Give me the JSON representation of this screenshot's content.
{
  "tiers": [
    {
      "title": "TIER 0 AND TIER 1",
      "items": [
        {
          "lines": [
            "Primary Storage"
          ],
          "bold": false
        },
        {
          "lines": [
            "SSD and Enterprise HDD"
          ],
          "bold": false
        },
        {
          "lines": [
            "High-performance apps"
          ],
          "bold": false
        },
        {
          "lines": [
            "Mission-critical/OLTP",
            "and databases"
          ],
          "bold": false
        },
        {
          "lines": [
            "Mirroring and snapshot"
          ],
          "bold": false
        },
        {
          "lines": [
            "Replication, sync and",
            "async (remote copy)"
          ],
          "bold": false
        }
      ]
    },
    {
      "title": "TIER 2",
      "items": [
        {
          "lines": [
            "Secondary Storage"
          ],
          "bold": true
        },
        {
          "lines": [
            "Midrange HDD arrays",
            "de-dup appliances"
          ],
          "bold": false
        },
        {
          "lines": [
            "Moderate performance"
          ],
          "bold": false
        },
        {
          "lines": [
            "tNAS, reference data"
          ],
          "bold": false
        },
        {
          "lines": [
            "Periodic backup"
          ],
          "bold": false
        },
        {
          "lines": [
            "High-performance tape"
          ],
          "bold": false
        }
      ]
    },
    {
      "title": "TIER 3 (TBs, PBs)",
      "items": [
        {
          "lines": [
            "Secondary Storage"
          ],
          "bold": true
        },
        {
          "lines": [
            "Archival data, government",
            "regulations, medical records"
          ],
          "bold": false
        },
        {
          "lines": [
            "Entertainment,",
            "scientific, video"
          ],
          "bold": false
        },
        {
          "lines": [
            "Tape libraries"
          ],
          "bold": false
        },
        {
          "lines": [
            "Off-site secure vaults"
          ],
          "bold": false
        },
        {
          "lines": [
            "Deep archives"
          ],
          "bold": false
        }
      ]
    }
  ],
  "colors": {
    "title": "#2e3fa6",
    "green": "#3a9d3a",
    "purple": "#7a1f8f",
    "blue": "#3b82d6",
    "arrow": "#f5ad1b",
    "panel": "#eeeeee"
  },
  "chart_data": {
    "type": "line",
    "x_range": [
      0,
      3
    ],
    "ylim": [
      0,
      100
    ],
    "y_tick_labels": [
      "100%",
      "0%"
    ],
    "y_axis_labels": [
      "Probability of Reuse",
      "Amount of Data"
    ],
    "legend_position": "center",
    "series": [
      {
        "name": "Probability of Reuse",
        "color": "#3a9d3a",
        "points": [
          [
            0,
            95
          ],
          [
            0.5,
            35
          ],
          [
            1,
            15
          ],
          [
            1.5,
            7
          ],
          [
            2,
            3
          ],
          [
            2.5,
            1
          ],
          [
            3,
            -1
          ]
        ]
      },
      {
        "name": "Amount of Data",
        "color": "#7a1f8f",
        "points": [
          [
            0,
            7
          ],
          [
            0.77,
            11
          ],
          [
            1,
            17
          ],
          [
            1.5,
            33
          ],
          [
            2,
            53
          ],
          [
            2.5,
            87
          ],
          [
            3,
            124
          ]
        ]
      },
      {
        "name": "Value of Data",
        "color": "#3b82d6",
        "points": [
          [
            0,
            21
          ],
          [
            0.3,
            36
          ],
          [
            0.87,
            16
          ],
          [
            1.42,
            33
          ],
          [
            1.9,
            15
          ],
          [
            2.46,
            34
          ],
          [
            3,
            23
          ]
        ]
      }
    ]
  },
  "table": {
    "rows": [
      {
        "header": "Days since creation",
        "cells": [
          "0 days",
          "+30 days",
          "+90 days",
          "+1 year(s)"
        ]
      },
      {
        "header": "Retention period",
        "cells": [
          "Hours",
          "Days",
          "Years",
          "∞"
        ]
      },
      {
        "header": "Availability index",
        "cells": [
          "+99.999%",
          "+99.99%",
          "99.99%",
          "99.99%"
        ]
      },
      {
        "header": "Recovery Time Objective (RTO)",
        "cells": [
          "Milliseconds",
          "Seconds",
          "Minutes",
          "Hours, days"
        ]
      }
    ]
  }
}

__________

# Task to complete
Give the data again, exactly as it stands.

# Response
Give me the JSON representation of this screenshot's content.
{
  "tiers": [
    {
      "title": "TIER 0 AND TIER 1",
      "items": [
        {
          "lines": [
            "Primary Storage"
          ],
          "bold": false
        },
        {
          "lines": [
            "SSD and Enterprise HDD"
          ],
          "bold": false
        },
        {
          "lines": [
            "High-performance apps"
          ],
          "bold": false
        },
        {
          "lines": [
            "Mission-critical/OLTP",
            "and databases"
          ],
          "bold": false
        },
        {
          "lines": [
            "Mirroring and snapshot"
          ],
          "bold": false
        },
        {
          "lines": [
            "Replication, sync and",
            "async (remote copy)"
          ],
          "bold": false
        }
      ]
    },
    {
      "title": "TIER 2",
      "items": [
        {
          "lines": [
            "Secondary Storage"
          ],
          "bold": true
        },
        {
          "lines": [
            "Midrange HDD arrays",
            "de-dup appliances"
          ],
          "bold": false
        },
        {
          "lines": [
            "Moderate performance"
          ],
          "bold": false
        },
        {
          "lines": [
            "tNAS, reference data"
          ],
          "bold": false
        },
        {
          "lines": [
            "Periodic backup"
          ],
          "bold": false
        },
        {
          "lines": [
            "High-performance tape"
          ],
          "bold": false
        }
      ]
    },
    {
      "title": "TIER 3 (TBs, PBs)",
      "items": [
        {
          "lines": [
            "Secondary Storage"
          ],
          "bold": true
        },
        {
          "lines": [
            "Archival data, government",
            "regulations, medical records"
          ],
          "bold": false
        },
        {
          "lines": [
            "Entertainment,",
            "scientific, video"
          ],
          "bold": false
        },
        {
          "lines": [
            "Tape libraries"
          ],
          "bold": false
        },
        {
          "lines": [
            "Off-site secure vaults"
          ],
          "bold": false
        },
        {
          "lines": [
            "Deep archives"
          ],
          "bold": false
        }
      ]
    }
  ],
  "colors": {
    "title": "#2e3fa6",
    "green": "#3a9d3a",
    "purple": "#7a1f8f",
    "blue": "#3b82d6",
    "arrow": "#f5ad1b",
    "panel": "#eeeeee"
  },
  "chart_data": {
    "type": "line",
    "x_range": [
      0,
      3
    ],
    "ylim": [
      0,
      100
    ],
    "y_tick_labels": [
      "100%",
      "0%"
    ],
    "y_axis_labels": [
      "Probability of Reuse",
      "Amount of Data"
    ],
    "legend_position": "center",
    "series": [
      {
        "name": "Probability of Reuse",
        "color": "#3a9d3a",
        "points": [
          [
            0,
            95
          ],
          [
            0.5,
            35
          ],
          [
            1,
            15
          ],
          [
            1.5,
            7
          ],
          [
            2,
            3
          ],
          [
            2.5,
            1
          ],
          [
            3,
            -1
          ]
        ]
      },
      {
        "name": "Amount of Data",
        "color": "#7a1f8f",
        "points": [
          [
            0,
            7
          ],
          [
            0.77,
            11
          ],
          [
            1,
            17
          ],
          [
            1.5,
            33
          ],
          [
            2,
            53
          ],
          [
            2.5,
            87
          ],
          [
            3,
            124
          ]
        ]
      },
      {
        "name": "Value of Data",
        "color": "#3b82d6",
        "points": [
          [
            0,
            21
          ],
          [
            0.3,
            36
          ],
          [
            0.87,
            16
          ],
          [
            1.42,
            33
          ],
          [
            1.9,
            15
          ],
          [
            2.46,
            34
          ],
          [
            3,
            23
          ]
        ]
      }
    ]
  },
  "table": {
    "rows": [
      {
        "header": "Days since creation",
        "cells": [
          "0 days",
          "+30 days",
          "+90 days",
          "+1 year(s)"
        ]
      },
      {
        "header": "Retention period",
        "cells": [
          "Hours",
          "Days",
          "Years",
          "∞"
        ]
      },
      {
        "header": "Availability index",
        "cells": [
          "+99.999%",
          "+99.99%",
          "99.99%",
          "99.99%"
        ]
      },
      {
        "header": "Recovery Time Objective (RTO)",
        "cells": [
          "Milliseconds",
          "Seconds",
          "Minutes",
          "Hours, days"
        ]
      }
    ]
  }
}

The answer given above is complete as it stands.